Data section ::

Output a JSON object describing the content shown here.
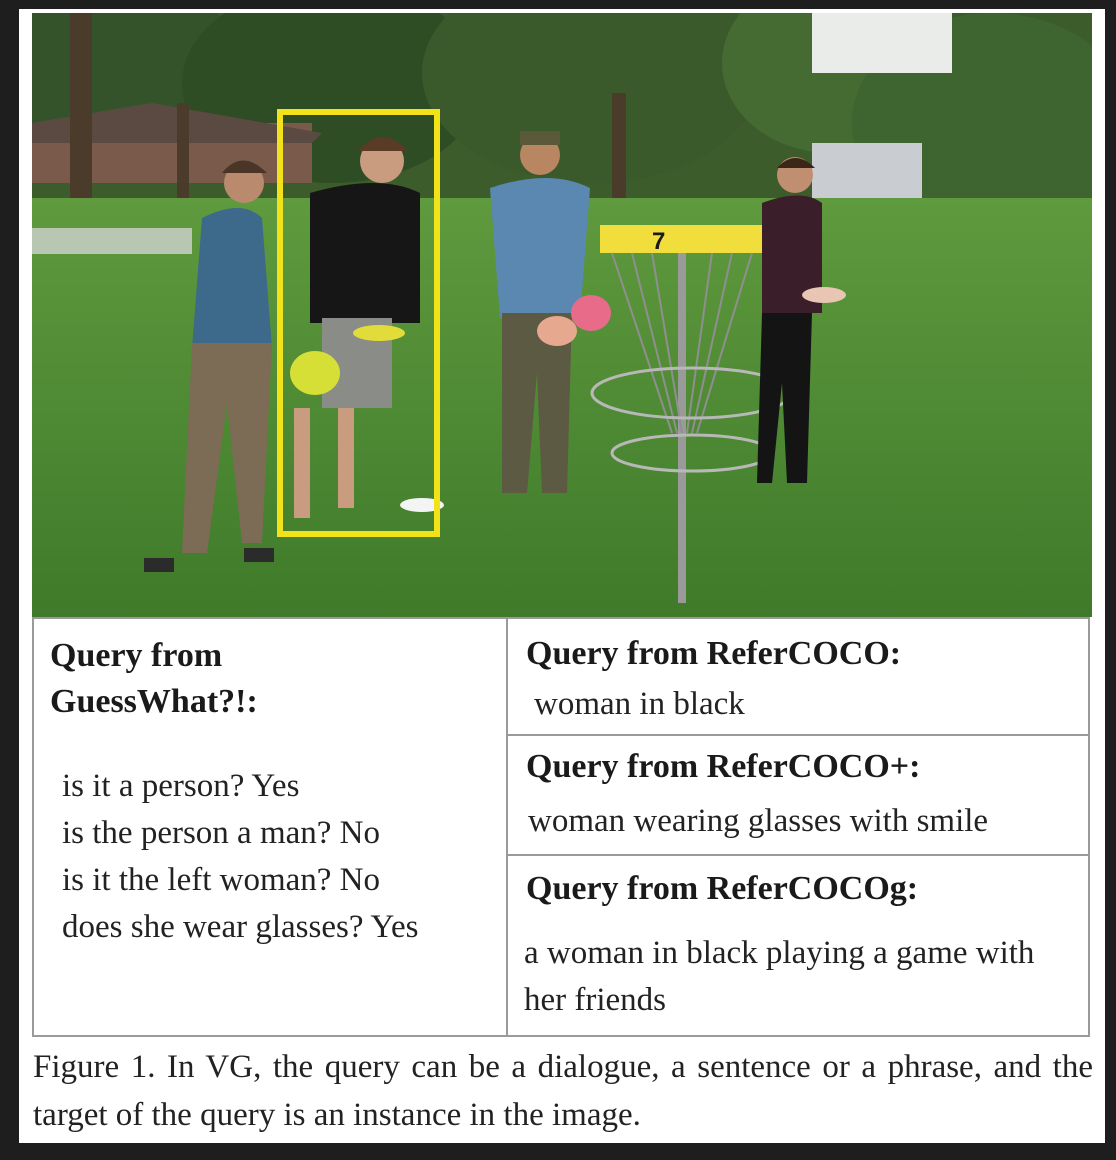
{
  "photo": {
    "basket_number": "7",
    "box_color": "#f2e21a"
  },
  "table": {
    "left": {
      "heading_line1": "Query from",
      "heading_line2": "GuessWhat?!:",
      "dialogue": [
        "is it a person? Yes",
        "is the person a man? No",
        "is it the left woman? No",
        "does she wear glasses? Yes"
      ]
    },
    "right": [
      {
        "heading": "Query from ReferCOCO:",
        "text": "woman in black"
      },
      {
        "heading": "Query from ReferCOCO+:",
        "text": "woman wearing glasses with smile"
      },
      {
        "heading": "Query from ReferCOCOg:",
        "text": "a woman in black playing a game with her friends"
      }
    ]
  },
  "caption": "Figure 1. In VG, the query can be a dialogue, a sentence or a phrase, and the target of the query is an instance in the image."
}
---
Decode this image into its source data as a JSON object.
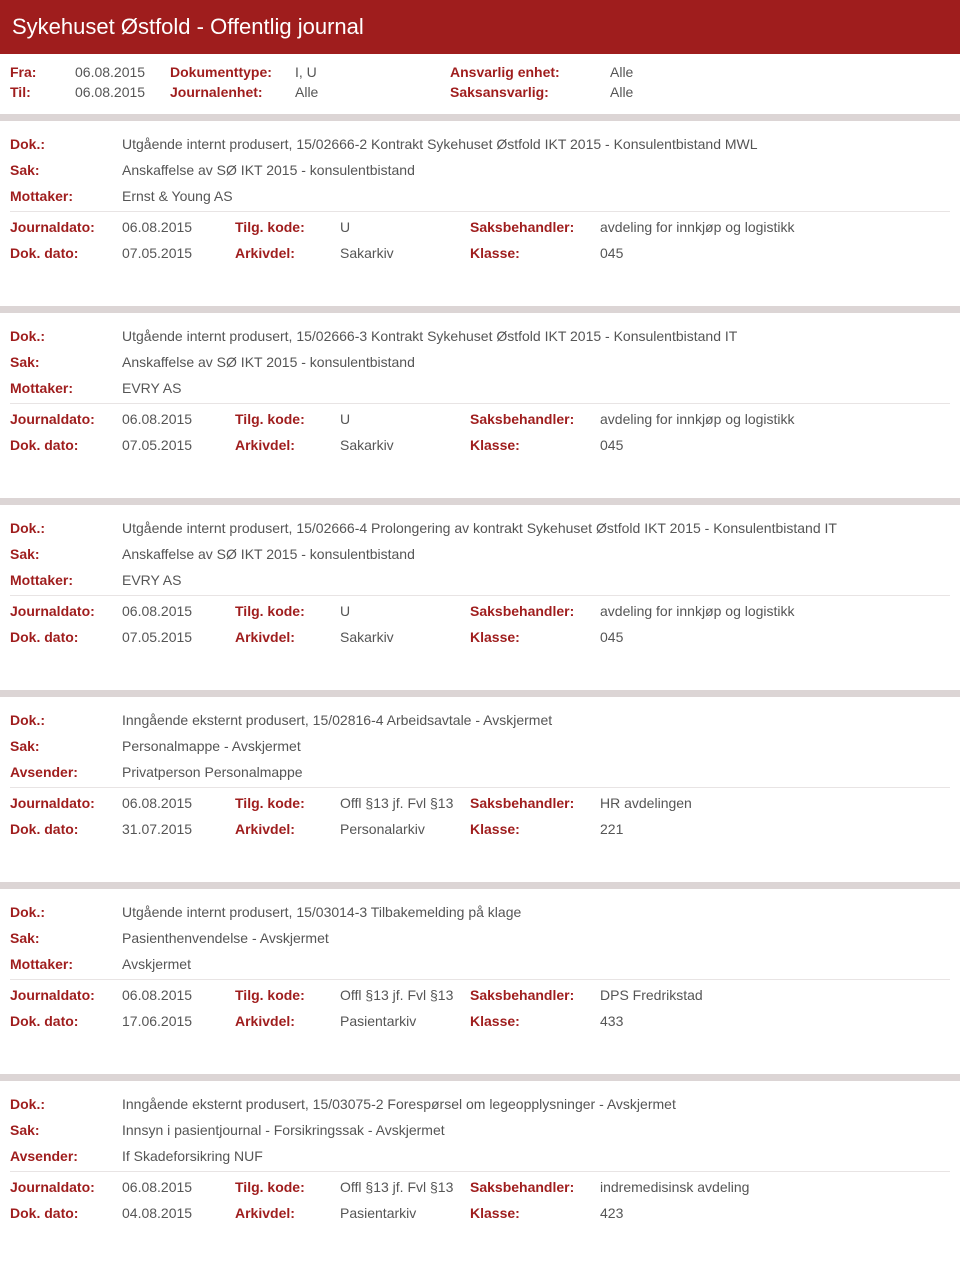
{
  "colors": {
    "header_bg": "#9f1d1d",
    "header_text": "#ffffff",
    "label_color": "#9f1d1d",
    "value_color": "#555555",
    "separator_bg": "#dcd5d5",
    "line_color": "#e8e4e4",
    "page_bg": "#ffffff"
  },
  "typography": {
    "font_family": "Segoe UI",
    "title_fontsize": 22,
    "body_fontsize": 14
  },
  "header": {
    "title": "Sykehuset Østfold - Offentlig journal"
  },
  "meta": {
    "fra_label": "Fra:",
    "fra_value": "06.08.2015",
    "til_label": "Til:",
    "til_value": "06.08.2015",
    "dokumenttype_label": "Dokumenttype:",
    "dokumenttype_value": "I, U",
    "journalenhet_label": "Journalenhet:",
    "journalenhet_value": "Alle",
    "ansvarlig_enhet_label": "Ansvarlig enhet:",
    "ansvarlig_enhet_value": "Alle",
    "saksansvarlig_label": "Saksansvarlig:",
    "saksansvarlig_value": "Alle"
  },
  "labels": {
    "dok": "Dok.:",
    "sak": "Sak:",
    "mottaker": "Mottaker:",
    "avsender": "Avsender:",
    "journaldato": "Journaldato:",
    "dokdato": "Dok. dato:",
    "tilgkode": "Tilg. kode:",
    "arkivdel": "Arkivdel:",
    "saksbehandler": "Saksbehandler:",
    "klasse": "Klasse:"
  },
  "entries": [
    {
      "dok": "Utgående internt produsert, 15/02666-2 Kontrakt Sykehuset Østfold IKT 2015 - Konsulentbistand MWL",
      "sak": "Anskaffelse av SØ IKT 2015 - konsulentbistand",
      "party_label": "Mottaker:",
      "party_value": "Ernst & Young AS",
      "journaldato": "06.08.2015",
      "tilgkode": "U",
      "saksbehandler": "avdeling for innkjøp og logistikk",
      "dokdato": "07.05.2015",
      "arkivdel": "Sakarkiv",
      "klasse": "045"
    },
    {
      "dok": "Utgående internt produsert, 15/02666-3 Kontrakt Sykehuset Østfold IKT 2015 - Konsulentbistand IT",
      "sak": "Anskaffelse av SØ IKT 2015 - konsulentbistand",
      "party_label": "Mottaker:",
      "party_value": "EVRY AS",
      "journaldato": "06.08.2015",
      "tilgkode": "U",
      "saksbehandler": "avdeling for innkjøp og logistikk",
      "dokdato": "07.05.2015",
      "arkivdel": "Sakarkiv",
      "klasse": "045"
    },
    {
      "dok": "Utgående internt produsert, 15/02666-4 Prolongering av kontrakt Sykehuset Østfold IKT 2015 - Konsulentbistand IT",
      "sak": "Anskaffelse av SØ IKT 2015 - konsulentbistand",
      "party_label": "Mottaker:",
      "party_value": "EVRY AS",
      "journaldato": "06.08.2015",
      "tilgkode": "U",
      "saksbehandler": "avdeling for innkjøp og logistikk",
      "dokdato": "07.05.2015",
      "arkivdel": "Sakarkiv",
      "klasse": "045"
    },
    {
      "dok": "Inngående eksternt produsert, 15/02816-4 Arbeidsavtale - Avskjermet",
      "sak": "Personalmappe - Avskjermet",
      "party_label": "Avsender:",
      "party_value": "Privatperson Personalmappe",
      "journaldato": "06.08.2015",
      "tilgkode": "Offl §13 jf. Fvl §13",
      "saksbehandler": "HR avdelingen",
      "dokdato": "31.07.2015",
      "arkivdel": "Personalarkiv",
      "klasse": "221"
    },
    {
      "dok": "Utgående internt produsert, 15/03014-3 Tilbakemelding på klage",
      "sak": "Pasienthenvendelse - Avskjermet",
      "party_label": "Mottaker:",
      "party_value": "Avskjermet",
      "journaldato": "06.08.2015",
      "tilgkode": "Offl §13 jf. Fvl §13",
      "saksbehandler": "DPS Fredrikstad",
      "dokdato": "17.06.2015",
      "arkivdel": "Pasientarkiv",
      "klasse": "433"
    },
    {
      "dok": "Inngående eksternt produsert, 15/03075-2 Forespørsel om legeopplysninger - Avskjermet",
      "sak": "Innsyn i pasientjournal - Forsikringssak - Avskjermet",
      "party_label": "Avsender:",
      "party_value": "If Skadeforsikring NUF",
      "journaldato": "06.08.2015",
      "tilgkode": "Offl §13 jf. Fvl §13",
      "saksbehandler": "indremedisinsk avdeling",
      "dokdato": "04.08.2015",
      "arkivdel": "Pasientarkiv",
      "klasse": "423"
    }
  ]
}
--
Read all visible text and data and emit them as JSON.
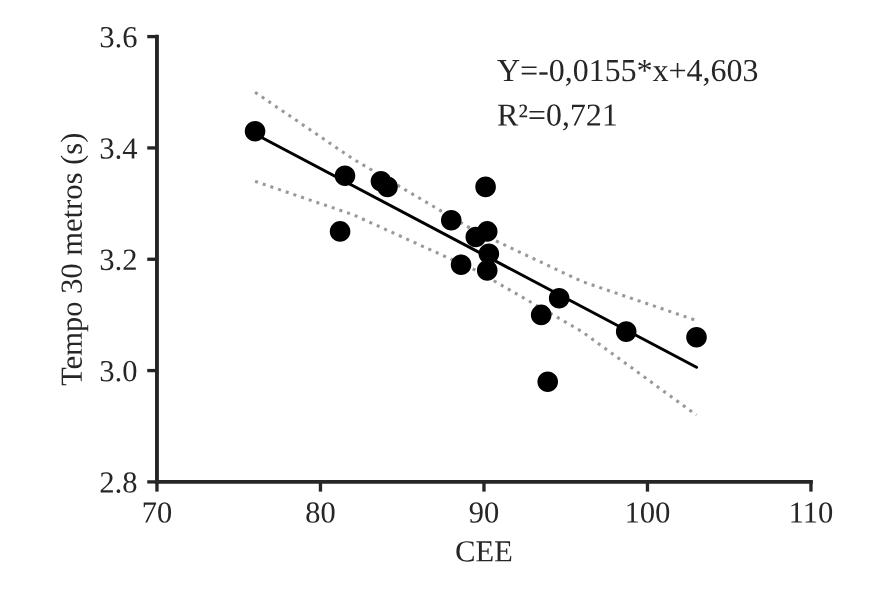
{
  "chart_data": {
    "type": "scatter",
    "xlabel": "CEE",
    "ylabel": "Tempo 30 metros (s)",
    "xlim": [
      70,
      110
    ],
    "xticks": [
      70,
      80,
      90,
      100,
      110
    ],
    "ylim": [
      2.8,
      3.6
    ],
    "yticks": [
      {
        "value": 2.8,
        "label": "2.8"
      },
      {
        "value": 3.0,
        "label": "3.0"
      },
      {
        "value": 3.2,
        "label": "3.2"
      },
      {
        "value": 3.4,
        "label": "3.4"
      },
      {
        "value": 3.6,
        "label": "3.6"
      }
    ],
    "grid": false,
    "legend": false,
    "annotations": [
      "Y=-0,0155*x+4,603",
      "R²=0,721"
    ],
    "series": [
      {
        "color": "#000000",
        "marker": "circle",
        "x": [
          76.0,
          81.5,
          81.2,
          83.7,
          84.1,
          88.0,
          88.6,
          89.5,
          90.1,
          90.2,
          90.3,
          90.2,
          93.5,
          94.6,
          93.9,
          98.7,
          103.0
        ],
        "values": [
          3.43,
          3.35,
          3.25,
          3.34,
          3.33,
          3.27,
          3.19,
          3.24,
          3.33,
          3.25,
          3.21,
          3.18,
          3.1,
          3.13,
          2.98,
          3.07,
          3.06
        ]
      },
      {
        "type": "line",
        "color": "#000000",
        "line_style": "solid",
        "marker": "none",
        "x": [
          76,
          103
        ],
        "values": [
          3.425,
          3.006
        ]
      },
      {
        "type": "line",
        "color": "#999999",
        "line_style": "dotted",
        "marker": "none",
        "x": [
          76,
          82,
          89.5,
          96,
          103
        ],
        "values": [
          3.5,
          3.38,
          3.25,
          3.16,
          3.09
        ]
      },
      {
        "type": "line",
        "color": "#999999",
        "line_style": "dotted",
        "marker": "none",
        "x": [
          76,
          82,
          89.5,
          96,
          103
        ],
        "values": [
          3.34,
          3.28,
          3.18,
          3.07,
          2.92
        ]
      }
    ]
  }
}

Stated task ::
How many lines of the data hold the string "glasses"? Reply with the number alone.

The completed task ::
2